++++ PAGE EXTRACT ++++

[e2e] Delivery Times .... was Re: Bandwidth, was: Re: Free Internet & IPv6
Detlef Bosau
detlef.bosau at web.de
Sun Dec 30 06:45:28 PST 2012
Am 28.12.2012 18:12, schrieb dpreed at reed.com:
>
> As far as questioning the rule by controlling congestion within the
> network, how would you propose to do that without also signalling to
> the sources that they must back off? Somewhere a queue will fill.
>
> In general, we have not achieved nearly universal congestion
> signalling in the routers and switches. This is what Jim Gettys, Vint
> Cerf, and Van Jacobson are trying (against resistance) to do - to
> stave off bufferbloat's effects.
>
> Bufferbloat has such a huge effect (easily measured, as I did in the
> ATT cellular network a few years ago in nearly every city in the US
> that I visited, when I discovered up to 4 seconds of latency with
> *zero* packet loss end-to-end, which means complete service
> unavailability for all data services, especially web pages).
>
With particular respect to that observation: As you remember, I asked
for the reasons of latencies dozens of times, at least on this mailing
list. And I well remember, that some years ago Dominik Kaspar presented
some extreme latencies and there was a big astonishment and a long
discussion how this could be.

++++ GIVEN DATA ++++

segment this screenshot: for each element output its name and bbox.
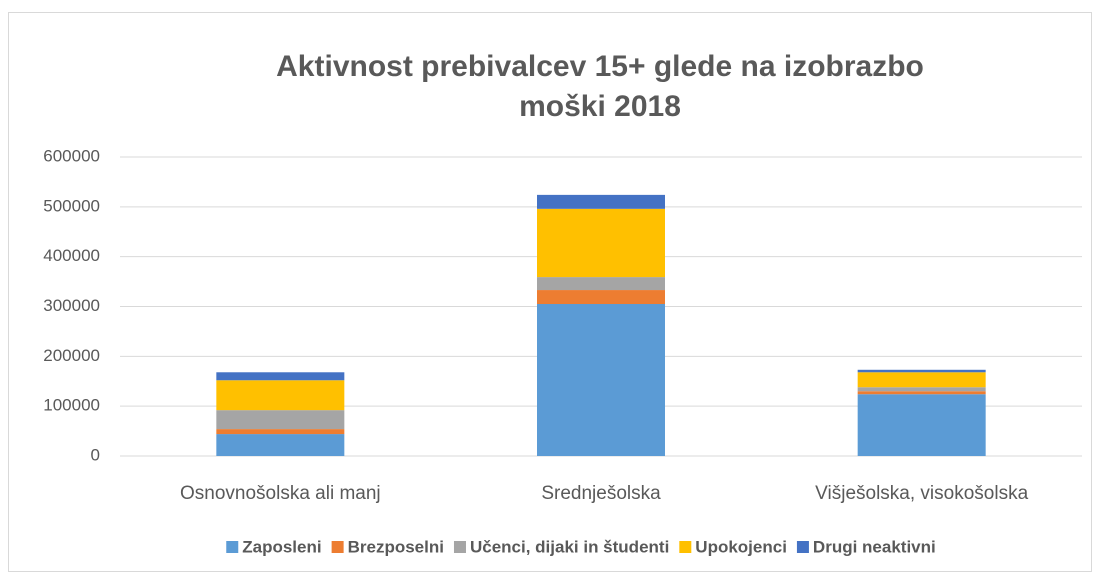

++++

§ **TASK 1**: In the mailing list post, who presented some extreme latencies some years ago?
§ **TASK 2**: Retype the passage of the mailing list post that begins at the words "[e2e] Delivery Times" and stops after "off bufferbloat's effects.".

§ **FINAL ANSWER 1**: Dominik Kaspar

§ **FINAL ANSWER 2**:
[e2e] Delivery Times .... was Re: Bandwidth, was: Re: Free Internet & IPv6
Detlef Bosau
detlef.bosau at web.de
Sun Dec 30 06:45:28 PST 2012
Am 28.12.2012 18:12, schrieb dpreed at reed.com:
>
> As far as questioning the rule by controlling congestion within the
> network, how would you propose to do that without also signalling to
> the sources that they must back off? Somewhere a queue will fill.
>
> In general, we have not achieved nearly universal congestion
> signalling in the routers and switches. This is what Jim Gettys, Vint
> Cerf, and Van Jacobson are trying (against resistance) to do - to
> stave off bufferbloat's effects.